WHAT IS NEEDED:
Write the records out again, precisely as they stand.
____
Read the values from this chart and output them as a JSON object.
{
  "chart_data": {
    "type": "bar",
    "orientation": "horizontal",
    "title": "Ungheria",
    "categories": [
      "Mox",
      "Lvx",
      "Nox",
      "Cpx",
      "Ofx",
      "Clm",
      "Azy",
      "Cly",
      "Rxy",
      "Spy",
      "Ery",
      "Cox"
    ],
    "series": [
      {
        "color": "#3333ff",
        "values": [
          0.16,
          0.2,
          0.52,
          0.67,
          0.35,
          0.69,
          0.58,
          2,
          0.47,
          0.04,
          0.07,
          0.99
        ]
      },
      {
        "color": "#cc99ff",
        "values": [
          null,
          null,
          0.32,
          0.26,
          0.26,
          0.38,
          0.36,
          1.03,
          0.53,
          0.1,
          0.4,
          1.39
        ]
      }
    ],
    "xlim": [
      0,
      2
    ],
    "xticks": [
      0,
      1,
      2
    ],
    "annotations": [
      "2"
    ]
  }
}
____
ANSWER FOR THIS EXERCISE:
Read the values from this chart and output them as a JSON object.
{
  "chart_data": {
    "type": "bar",
    "orientation": "horizontal",
    "title": "Ungheria",
    "categories": [
      "Mox",
      "Lvx",
      "Nox",
      "Cpx",
      "Ofx",
      "Clm",
      "Azy",
      "Cly",
      "Rxy",
      "Spy",
      "Ery",
      "Cox"
    ],
    "series": [
      {
        "color": "#3333ff",
        "values": [
          0.16,
          0.2,
          0.52,
          0.67,
          0.35,
          0.69,
          0.58,
          2,
          0.47,
          0.04,
          0.07,
          0.99
        ]
      },
      {
        "color": "#cc99ff",
        "values": [
          null,
          null,
          0.32,
          0.26,
          0.26,
          0.38,
          0.36,
          1.03,
          0.53,
          0.1,
          0.4,
          1.39
        ]
      }
    ],
    "xlim": [
      0,
      2
    ],
    "xticks": [
      0,
      1,
      2
    ],
    "annotations": [
      "2"
    ]
  }
}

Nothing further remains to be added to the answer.